-- Aim --
Read through the entries below and return each line with the word "ブラック".

-- Data excerpts --
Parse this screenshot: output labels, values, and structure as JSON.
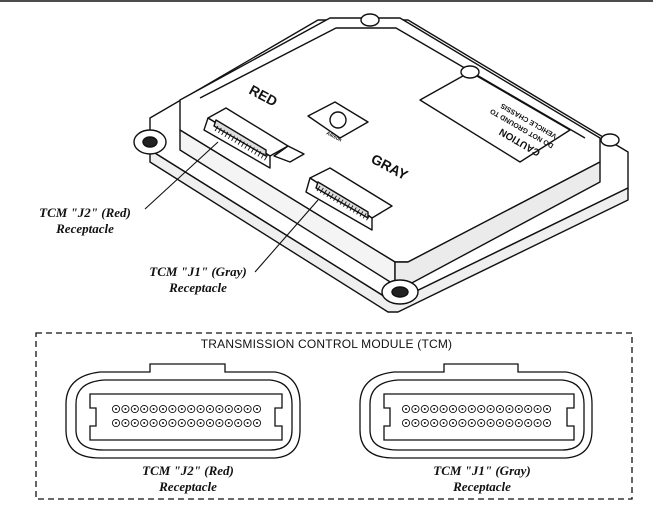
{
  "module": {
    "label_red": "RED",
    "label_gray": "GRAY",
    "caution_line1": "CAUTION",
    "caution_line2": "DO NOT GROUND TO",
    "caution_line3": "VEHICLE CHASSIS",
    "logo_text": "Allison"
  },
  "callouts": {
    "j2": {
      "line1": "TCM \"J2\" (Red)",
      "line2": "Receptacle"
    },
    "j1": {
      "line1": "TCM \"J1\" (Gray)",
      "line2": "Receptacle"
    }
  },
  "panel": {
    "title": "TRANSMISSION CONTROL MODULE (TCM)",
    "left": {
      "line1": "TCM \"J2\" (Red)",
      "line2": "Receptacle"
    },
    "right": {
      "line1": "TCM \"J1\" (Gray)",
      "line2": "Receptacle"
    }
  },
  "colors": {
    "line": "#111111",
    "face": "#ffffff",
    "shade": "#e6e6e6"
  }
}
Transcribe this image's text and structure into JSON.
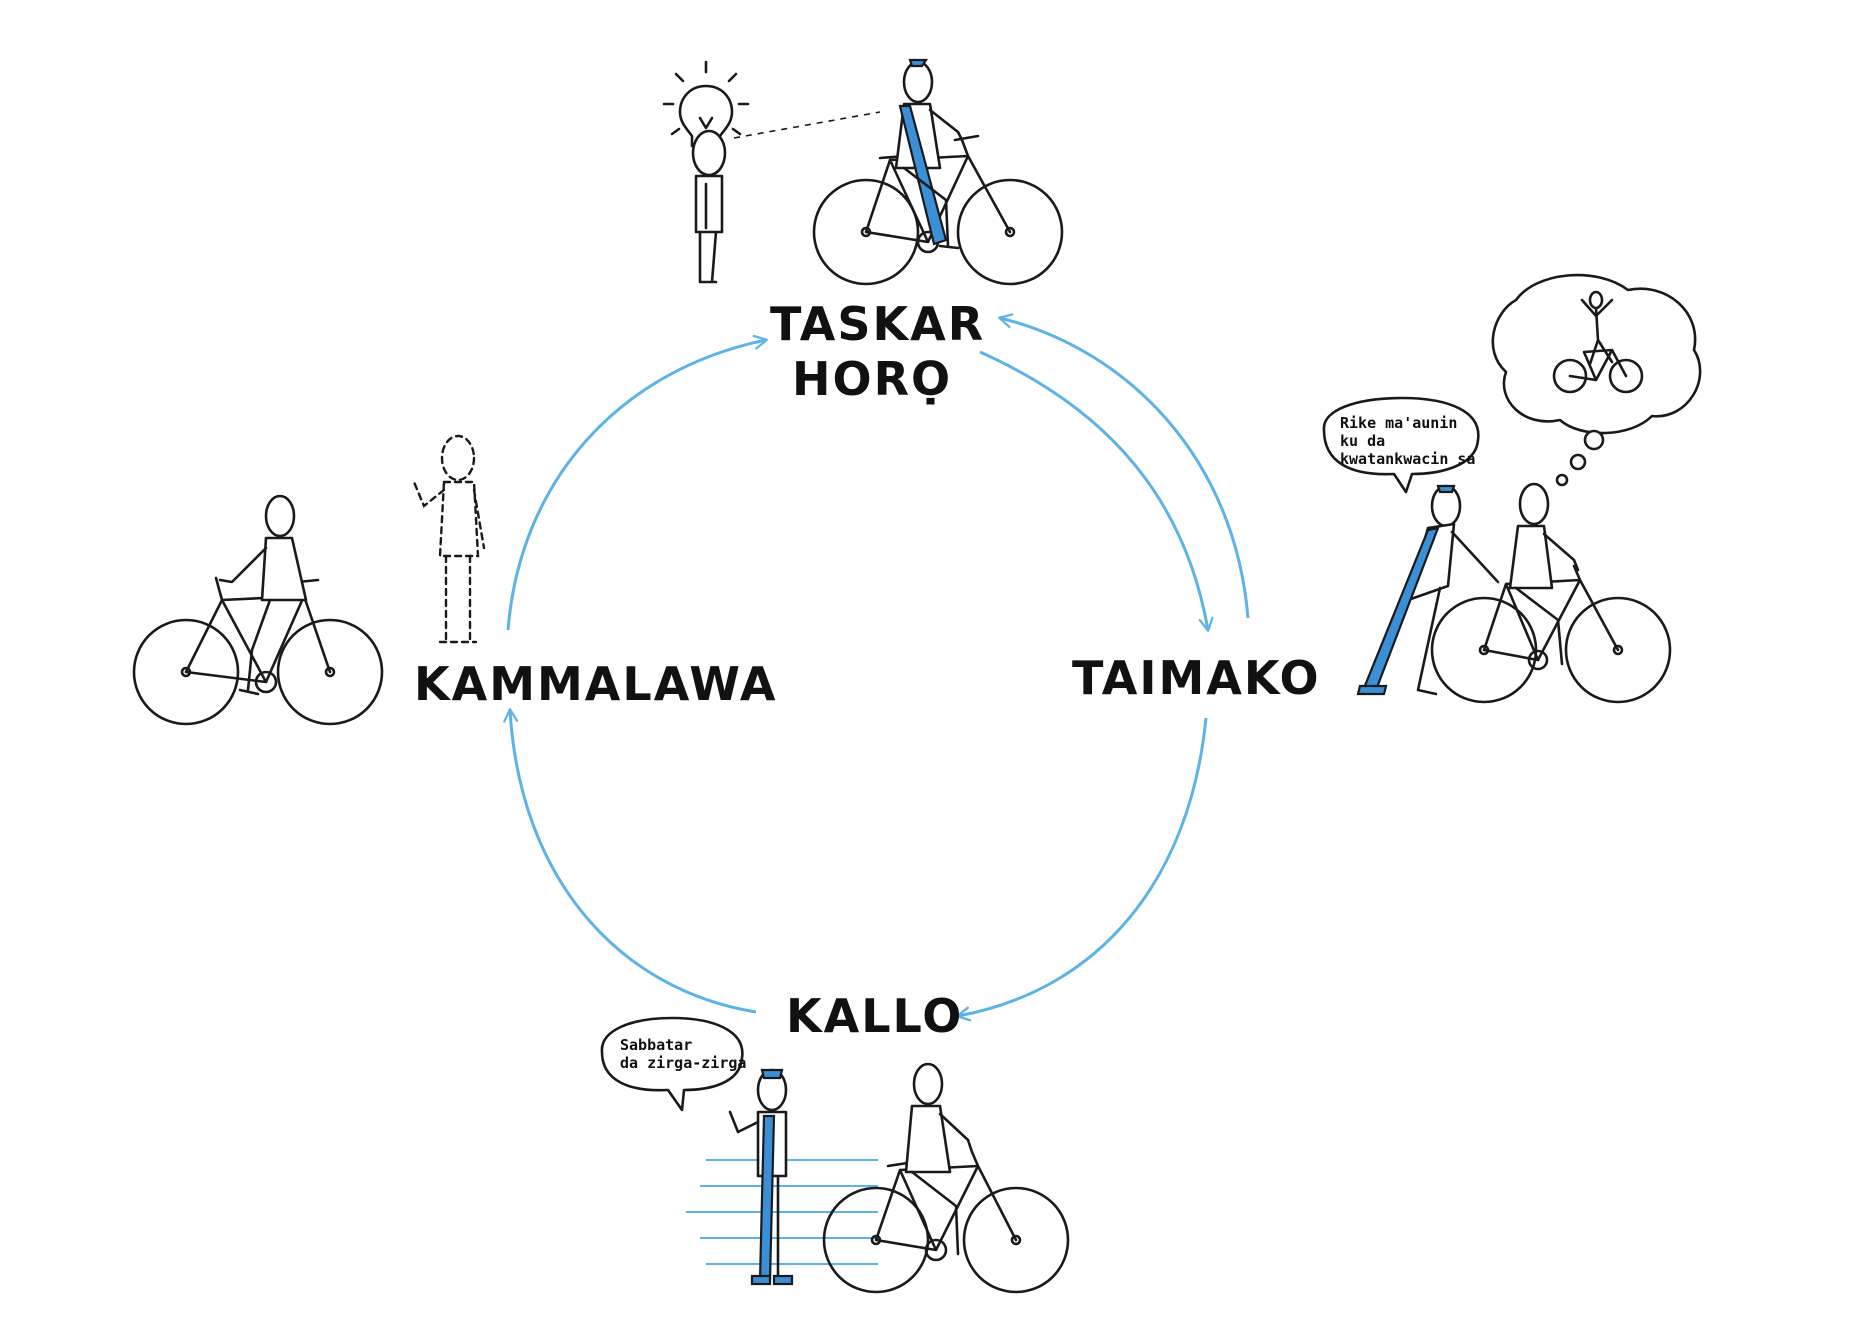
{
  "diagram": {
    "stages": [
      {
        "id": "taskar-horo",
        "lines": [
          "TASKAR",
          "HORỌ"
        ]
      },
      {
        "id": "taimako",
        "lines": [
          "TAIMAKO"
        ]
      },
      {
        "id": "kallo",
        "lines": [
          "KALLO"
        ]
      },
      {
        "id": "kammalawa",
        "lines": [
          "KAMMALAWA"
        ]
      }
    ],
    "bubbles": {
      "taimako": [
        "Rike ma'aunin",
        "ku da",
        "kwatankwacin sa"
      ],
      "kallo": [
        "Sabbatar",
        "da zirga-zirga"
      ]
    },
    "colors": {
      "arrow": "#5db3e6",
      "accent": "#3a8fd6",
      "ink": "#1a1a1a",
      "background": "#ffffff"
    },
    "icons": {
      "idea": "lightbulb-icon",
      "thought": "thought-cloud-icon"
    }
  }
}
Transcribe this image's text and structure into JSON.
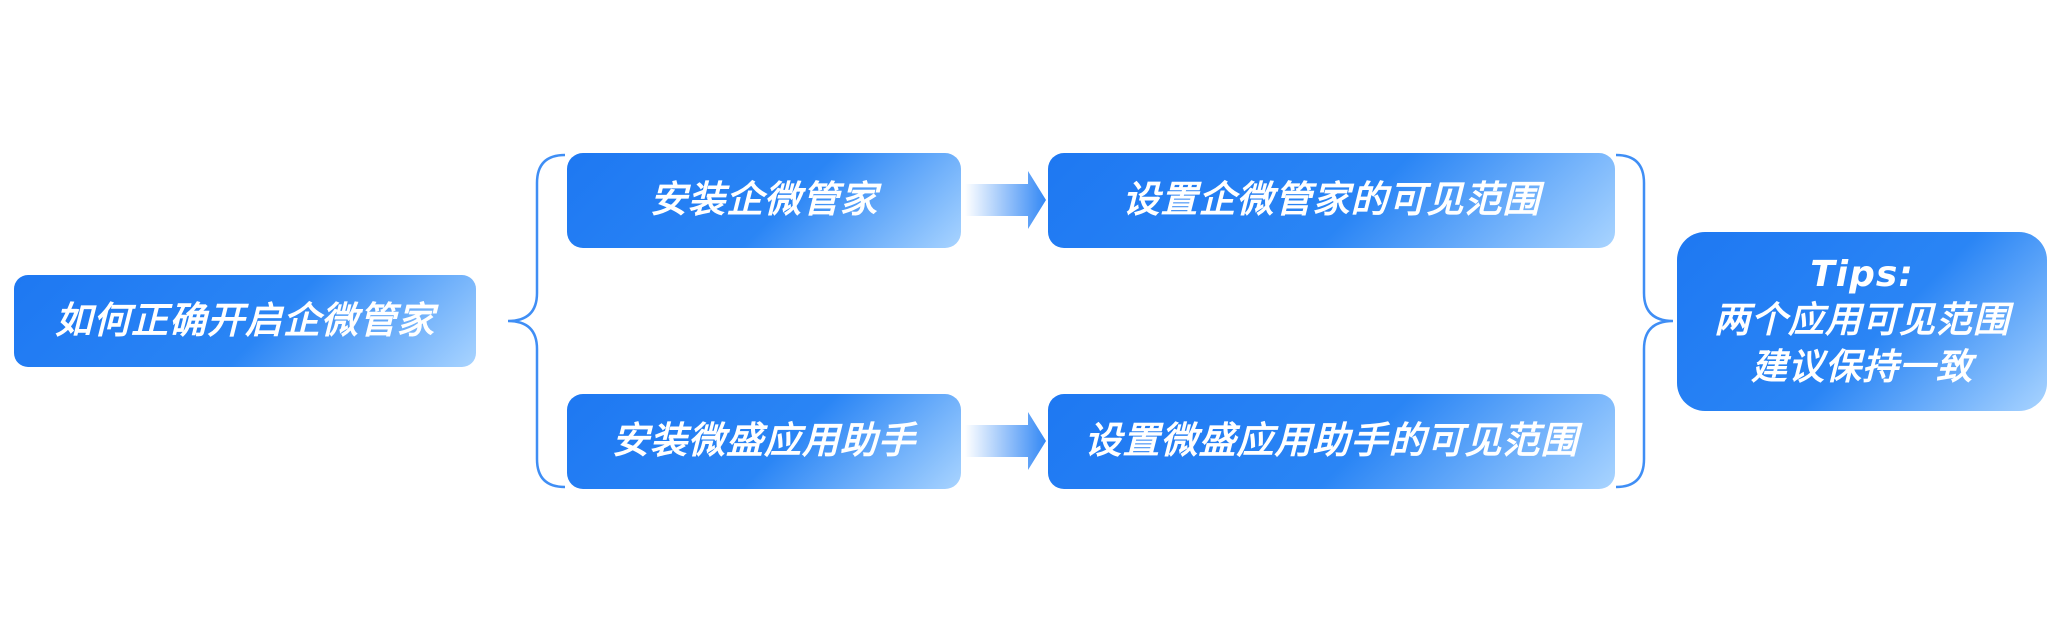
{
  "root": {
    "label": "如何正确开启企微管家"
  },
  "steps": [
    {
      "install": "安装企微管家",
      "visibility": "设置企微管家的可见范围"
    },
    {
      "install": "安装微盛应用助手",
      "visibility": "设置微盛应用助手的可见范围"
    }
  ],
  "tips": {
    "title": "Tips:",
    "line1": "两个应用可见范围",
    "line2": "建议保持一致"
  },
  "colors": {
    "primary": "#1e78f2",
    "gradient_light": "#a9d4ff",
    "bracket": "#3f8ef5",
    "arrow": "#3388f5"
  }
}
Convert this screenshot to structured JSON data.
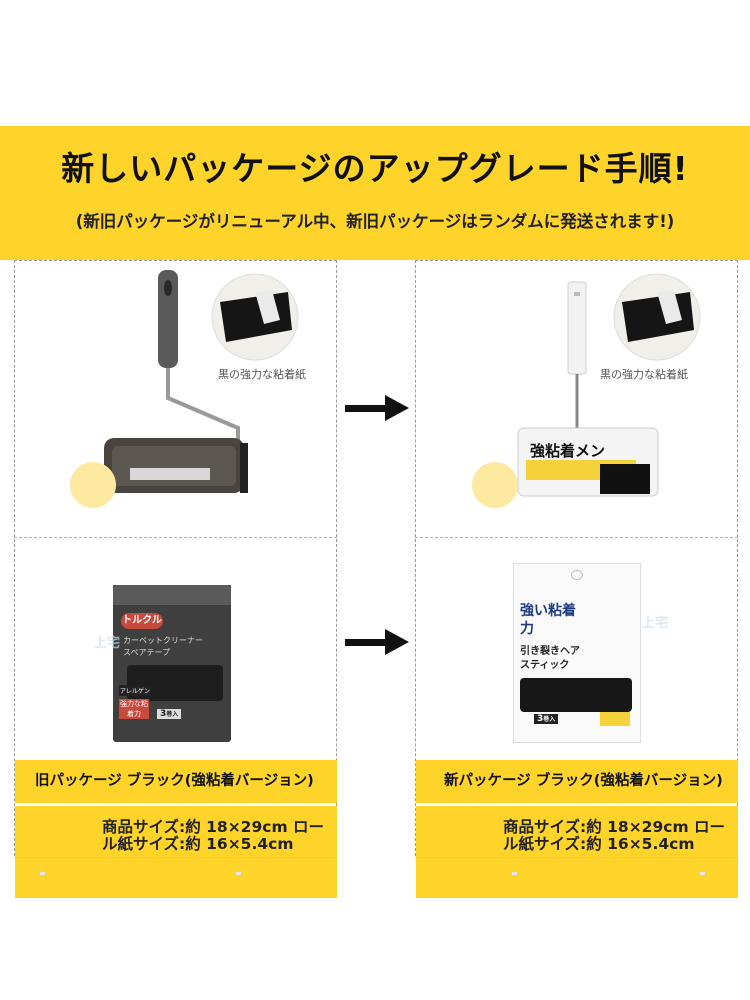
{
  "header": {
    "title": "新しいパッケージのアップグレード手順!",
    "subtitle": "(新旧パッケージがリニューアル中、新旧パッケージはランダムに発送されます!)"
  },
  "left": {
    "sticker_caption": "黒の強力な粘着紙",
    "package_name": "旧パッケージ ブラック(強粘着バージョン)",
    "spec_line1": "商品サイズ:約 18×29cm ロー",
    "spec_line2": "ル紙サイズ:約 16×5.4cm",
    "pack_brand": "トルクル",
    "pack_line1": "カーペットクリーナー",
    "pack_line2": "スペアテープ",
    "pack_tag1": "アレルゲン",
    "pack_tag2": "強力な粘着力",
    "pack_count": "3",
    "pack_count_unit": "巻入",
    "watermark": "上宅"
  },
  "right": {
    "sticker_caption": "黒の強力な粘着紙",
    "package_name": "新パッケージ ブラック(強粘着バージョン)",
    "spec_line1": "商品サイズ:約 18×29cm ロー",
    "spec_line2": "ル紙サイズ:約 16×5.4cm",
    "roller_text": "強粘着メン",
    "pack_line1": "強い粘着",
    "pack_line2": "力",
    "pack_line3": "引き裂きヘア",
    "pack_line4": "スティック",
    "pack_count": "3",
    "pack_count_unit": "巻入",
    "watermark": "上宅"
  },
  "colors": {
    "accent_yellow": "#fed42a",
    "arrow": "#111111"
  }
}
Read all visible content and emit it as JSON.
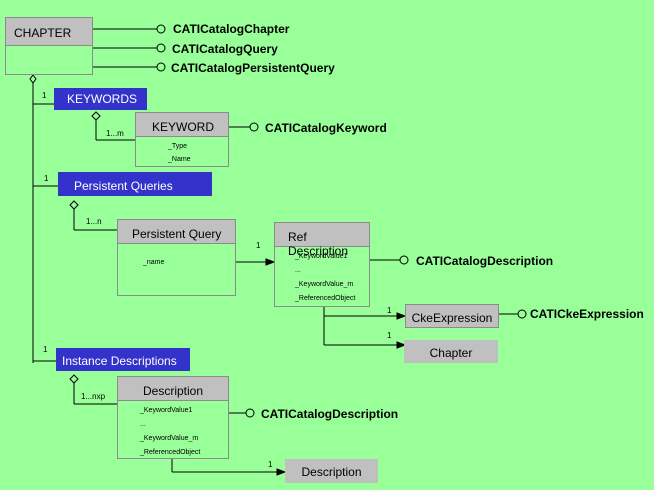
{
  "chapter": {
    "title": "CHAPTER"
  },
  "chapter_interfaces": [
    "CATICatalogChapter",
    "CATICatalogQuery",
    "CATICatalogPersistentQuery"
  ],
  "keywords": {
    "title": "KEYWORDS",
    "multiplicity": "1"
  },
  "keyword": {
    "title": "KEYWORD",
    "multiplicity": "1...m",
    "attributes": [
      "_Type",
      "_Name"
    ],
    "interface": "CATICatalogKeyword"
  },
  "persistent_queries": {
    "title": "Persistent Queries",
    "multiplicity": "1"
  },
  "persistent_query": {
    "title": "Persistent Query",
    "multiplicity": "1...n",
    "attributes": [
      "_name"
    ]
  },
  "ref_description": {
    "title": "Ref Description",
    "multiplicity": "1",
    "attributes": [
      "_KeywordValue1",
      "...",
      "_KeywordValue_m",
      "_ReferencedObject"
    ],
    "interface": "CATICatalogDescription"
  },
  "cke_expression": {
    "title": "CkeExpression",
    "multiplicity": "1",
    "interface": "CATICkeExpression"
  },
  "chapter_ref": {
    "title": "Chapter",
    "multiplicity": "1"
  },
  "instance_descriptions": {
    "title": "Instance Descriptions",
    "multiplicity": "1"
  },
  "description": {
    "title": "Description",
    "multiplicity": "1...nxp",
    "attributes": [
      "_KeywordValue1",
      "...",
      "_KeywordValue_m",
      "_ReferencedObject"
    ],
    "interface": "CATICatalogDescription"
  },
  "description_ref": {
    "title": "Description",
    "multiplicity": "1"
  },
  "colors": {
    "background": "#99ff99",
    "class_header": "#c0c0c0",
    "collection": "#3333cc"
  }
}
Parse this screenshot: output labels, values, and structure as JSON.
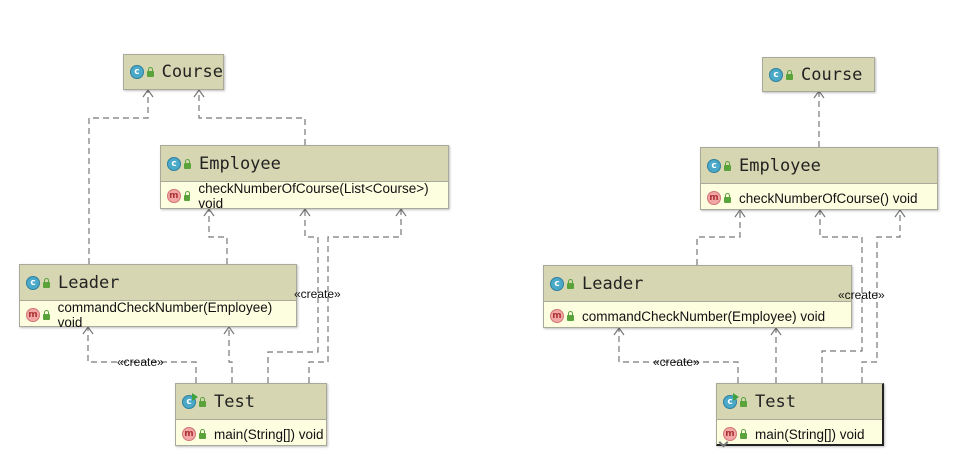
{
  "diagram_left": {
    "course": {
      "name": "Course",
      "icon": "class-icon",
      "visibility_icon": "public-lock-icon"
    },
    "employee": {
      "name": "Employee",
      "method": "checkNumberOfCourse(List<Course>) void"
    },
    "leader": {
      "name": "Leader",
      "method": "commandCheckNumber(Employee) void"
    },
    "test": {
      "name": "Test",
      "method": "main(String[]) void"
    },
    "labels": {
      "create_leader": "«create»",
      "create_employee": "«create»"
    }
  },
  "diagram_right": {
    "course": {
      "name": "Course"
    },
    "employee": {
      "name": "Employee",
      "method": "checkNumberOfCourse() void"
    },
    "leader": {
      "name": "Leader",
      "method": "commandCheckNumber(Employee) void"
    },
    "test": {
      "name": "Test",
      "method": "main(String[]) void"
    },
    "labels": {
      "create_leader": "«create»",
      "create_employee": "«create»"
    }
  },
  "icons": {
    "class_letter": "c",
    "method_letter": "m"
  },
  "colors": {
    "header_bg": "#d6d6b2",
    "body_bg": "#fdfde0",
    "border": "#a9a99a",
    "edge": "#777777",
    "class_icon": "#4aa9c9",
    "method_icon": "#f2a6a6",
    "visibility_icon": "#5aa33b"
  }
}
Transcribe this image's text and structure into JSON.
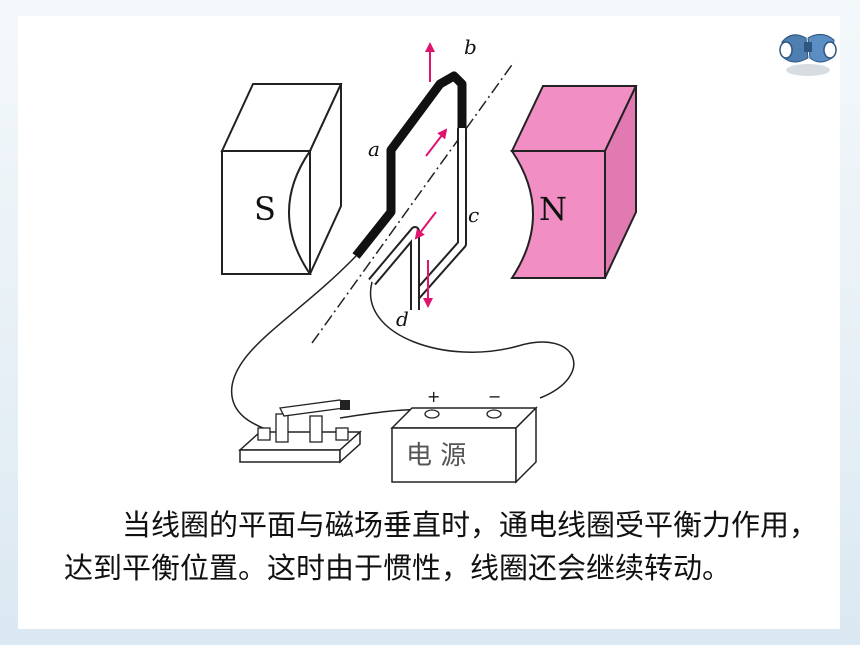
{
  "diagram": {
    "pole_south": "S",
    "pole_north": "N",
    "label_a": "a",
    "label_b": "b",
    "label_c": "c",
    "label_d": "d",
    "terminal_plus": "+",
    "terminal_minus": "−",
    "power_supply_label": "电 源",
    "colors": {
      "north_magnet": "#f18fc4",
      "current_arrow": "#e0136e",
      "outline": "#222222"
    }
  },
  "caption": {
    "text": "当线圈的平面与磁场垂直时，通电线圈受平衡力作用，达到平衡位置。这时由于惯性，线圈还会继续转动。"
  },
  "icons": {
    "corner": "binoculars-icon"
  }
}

-- Result --
    "package_name": "旧パッケージ ブラック(強粘着バージョン)",
    "package_name": "新パッケージ ブラック(強粘着バージョン)",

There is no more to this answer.